Select all lines holding the word "陈帅宇说" from the entries that follow.

>>

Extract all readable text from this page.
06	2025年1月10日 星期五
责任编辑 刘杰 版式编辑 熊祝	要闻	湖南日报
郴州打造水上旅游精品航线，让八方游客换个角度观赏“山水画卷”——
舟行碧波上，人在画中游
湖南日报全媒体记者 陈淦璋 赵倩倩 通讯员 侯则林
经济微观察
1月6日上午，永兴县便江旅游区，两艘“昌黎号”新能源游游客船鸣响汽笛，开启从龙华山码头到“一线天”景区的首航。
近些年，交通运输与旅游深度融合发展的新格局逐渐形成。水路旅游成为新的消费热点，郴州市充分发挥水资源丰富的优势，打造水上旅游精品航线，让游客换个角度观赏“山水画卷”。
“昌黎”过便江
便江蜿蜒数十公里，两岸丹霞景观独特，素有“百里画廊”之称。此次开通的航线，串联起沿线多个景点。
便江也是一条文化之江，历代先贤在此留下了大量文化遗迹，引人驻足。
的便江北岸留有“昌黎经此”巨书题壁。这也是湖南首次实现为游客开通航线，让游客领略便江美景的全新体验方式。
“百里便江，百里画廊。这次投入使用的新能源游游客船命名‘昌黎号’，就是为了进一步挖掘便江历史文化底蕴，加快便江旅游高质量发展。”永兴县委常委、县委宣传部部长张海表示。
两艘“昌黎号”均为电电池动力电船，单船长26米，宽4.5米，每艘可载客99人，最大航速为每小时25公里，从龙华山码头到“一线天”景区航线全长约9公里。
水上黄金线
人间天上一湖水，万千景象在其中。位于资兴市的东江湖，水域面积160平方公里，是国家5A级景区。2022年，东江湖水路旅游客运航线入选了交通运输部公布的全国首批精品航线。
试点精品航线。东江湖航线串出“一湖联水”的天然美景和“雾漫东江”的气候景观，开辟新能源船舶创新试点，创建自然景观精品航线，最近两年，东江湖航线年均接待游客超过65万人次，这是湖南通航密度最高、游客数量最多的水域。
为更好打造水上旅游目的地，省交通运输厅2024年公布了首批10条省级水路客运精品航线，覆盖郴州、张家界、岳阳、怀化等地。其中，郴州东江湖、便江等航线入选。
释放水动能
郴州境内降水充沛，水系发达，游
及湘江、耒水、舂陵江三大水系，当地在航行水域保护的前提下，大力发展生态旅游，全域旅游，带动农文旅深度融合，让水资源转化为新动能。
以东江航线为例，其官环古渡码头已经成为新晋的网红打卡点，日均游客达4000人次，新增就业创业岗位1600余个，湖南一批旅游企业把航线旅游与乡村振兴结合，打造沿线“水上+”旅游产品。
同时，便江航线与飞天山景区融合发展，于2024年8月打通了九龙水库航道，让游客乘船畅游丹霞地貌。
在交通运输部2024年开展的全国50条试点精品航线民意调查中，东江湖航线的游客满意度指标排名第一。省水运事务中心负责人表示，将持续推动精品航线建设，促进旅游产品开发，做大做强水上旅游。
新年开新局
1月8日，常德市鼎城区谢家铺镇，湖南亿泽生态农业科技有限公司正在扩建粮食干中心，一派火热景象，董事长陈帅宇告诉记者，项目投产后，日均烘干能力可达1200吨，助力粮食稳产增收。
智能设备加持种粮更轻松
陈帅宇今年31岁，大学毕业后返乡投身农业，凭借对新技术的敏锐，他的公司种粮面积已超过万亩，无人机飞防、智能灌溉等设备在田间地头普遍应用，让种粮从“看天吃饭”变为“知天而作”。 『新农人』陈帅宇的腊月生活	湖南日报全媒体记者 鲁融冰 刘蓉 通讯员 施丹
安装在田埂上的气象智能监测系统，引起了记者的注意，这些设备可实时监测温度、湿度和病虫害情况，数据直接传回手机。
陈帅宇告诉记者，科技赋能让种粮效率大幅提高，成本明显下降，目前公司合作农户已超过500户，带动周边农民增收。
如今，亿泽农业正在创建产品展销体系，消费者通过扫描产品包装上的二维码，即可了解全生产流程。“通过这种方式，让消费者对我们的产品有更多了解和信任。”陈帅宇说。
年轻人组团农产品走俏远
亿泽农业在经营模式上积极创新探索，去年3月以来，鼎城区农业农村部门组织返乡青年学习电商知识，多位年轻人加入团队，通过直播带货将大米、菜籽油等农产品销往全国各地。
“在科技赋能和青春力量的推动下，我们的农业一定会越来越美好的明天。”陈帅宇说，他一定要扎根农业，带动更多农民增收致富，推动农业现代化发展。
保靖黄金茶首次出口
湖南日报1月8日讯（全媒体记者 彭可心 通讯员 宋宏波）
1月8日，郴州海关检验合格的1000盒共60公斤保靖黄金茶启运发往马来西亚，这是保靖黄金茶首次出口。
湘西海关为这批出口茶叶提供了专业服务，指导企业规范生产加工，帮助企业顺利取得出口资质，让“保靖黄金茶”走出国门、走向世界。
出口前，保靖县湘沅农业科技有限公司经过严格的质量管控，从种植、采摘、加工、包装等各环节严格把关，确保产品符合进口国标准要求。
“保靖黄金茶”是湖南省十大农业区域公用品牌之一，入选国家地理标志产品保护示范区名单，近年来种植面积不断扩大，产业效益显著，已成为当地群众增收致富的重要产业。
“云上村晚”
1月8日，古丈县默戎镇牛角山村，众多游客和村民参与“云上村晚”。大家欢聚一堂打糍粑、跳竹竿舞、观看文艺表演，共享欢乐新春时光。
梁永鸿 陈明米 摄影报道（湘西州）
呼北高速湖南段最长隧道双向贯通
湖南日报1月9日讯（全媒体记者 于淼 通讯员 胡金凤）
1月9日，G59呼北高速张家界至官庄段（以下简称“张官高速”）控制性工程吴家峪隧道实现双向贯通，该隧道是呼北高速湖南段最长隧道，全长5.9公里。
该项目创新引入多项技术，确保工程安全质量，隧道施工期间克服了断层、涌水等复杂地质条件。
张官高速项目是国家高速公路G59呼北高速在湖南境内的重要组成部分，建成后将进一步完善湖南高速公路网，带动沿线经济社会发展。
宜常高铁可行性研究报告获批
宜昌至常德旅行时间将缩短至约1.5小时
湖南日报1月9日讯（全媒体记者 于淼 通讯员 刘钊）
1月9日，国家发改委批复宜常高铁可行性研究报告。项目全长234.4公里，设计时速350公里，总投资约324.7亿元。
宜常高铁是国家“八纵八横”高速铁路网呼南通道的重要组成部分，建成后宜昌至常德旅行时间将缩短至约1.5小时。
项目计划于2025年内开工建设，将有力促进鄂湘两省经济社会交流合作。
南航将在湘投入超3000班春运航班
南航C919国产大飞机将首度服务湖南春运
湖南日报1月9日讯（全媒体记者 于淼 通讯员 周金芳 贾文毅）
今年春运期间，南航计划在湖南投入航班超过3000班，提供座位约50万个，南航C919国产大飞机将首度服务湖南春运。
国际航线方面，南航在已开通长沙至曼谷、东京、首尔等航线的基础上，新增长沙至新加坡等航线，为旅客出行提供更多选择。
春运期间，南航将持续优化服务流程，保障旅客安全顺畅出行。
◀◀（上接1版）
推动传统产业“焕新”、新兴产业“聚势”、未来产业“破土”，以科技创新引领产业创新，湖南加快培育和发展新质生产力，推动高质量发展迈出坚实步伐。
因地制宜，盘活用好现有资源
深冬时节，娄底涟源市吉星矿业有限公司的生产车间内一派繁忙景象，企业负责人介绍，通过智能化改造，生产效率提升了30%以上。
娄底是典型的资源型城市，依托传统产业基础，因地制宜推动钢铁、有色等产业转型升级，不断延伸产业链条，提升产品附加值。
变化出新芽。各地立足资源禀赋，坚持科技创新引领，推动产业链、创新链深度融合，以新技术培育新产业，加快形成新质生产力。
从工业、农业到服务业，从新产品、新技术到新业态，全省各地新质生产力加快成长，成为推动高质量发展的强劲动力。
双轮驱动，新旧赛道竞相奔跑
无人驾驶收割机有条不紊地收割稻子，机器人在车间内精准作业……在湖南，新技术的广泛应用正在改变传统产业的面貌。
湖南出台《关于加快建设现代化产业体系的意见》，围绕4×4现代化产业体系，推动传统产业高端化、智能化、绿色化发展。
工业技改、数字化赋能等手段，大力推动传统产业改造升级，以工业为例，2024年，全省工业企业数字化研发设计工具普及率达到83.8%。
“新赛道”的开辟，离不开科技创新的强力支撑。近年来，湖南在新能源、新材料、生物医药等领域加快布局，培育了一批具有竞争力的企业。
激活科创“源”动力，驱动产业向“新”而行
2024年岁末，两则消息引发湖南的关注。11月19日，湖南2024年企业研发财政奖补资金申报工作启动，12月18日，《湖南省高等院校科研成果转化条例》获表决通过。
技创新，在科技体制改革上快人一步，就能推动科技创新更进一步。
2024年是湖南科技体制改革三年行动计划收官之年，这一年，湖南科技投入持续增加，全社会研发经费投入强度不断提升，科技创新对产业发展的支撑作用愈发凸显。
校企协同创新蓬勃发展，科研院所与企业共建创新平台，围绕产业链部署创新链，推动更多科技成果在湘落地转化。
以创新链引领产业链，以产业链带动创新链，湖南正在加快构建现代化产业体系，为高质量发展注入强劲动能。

<<

Solution to this task ->
如今，亿泽农业正在创建产品展销体系，消费者通过扫描产品包装上的二维码，即可了解全生产流程。“通过这种方式，让消费者对我们的产品有更多了解和信任。”陈帅宇说。
“在科技赋能和青春力量的推动下，我们的农业一定会越来越美好的明天。”陈帅宇说，他一定要扎根农业，带动更多农民增收致富，推动农业现代化发展。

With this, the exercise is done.